Your goal: In the material below, identify each line bearing the word "type". Reproduce those lines.

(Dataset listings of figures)

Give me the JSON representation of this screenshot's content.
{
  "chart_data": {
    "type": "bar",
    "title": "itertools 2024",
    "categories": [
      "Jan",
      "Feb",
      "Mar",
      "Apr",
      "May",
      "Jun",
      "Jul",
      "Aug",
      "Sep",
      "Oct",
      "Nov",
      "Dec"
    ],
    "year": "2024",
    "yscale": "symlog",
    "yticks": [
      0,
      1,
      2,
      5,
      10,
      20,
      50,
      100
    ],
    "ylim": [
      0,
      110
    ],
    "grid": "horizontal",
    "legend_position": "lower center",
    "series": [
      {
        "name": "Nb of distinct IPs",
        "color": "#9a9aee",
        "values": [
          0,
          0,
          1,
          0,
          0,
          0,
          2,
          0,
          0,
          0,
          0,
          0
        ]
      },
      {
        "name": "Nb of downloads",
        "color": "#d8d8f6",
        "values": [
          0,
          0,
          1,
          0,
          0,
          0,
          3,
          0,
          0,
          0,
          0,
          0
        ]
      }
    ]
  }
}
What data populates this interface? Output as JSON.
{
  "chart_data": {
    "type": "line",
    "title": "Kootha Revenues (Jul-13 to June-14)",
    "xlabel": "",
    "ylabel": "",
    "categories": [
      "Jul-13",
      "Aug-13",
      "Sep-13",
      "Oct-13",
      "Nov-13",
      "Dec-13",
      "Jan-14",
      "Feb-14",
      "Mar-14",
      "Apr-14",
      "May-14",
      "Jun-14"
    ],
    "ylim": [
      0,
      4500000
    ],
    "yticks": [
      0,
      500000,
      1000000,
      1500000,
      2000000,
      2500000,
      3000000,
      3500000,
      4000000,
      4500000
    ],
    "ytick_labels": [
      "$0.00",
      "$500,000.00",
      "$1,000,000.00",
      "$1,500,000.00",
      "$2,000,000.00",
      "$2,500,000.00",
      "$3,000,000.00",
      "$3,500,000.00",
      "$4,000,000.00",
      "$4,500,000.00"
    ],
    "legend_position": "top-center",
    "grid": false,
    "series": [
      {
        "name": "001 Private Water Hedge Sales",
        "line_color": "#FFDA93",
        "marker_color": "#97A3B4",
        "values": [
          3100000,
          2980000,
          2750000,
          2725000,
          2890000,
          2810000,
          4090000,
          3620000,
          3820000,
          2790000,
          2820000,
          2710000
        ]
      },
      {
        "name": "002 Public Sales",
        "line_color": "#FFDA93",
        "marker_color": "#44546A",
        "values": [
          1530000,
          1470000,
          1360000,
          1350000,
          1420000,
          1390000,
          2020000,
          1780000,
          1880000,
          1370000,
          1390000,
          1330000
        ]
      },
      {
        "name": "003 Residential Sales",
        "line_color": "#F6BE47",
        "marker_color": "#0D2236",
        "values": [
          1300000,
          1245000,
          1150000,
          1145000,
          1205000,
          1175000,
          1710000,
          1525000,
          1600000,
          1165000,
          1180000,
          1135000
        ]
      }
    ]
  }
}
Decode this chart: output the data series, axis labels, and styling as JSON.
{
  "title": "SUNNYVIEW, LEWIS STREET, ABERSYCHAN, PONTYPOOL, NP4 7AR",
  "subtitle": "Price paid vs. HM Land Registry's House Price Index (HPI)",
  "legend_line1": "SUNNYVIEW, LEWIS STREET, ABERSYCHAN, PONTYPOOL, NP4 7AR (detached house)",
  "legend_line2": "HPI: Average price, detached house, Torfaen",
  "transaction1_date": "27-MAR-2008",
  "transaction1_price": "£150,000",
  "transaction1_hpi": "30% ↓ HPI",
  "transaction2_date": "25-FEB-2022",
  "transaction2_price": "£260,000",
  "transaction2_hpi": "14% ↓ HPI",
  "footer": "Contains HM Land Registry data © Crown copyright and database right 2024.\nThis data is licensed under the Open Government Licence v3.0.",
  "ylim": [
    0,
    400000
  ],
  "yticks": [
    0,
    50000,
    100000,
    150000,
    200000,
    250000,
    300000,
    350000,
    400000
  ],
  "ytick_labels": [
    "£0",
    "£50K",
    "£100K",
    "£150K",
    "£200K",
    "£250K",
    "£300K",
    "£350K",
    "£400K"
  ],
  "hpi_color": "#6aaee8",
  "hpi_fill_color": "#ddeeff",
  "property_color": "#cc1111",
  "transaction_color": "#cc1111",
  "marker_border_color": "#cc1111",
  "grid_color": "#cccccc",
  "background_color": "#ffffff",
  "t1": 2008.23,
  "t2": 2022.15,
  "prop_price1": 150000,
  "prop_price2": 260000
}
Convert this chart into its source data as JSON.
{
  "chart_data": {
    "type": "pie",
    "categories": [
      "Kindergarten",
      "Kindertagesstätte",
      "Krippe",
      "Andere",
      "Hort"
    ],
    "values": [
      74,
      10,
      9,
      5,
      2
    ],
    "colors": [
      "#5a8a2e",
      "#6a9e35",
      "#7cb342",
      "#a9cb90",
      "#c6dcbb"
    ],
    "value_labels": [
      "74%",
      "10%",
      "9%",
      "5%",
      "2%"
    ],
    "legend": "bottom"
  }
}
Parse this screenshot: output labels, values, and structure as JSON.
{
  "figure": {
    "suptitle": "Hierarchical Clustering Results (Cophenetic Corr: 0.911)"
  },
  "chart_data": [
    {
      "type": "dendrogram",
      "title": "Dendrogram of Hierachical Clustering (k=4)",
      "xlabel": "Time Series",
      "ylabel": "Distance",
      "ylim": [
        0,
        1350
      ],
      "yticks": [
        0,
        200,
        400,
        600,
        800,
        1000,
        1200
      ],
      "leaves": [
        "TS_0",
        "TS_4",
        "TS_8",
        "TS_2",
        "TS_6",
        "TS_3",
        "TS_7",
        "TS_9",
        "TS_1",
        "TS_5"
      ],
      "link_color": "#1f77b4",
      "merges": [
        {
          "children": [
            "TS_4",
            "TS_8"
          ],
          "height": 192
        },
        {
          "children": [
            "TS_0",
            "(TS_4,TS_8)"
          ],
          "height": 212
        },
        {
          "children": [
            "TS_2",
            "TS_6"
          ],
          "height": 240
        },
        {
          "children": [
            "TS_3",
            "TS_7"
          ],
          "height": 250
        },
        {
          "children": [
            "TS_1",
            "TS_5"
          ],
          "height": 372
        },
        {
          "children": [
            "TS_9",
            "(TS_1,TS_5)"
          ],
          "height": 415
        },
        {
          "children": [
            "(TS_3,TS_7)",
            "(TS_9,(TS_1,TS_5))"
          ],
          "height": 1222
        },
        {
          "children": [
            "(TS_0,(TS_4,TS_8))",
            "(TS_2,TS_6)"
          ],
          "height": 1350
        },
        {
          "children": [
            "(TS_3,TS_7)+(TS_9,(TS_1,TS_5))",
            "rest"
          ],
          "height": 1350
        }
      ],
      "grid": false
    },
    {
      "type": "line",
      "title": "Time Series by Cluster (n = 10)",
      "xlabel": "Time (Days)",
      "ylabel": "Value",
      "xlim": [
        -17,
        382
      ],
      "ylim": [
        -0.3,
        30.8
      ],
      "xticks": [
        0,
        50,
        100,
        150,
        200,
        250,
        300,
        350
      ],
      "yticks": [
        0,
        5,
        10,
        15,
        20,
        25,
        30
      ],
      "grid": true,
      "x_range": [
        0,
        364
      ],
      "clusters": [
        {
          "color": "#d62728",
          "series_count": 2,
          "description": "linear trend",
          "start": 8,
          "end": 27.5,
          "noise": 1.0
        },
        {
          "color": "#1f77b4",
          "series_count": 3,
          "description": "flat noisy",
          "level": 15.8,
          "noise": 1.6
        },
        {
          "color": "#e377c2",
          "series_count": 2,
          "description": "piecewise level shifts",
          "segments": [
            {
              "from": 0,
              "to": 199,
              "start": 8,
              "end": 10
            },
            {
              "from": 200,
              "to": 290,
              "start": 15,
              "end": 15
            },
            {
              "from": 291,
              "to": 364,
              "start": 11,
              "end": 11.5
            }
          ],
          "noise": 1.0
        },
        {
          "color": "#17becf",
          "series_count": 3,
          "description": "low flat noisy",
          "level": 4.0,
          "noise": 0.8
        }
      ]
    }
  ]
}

Solution for this exercise:
    "type": "bar",
    "type": "line",
    "type": "pie",
      "type": "dendrogram",
      "type": "line",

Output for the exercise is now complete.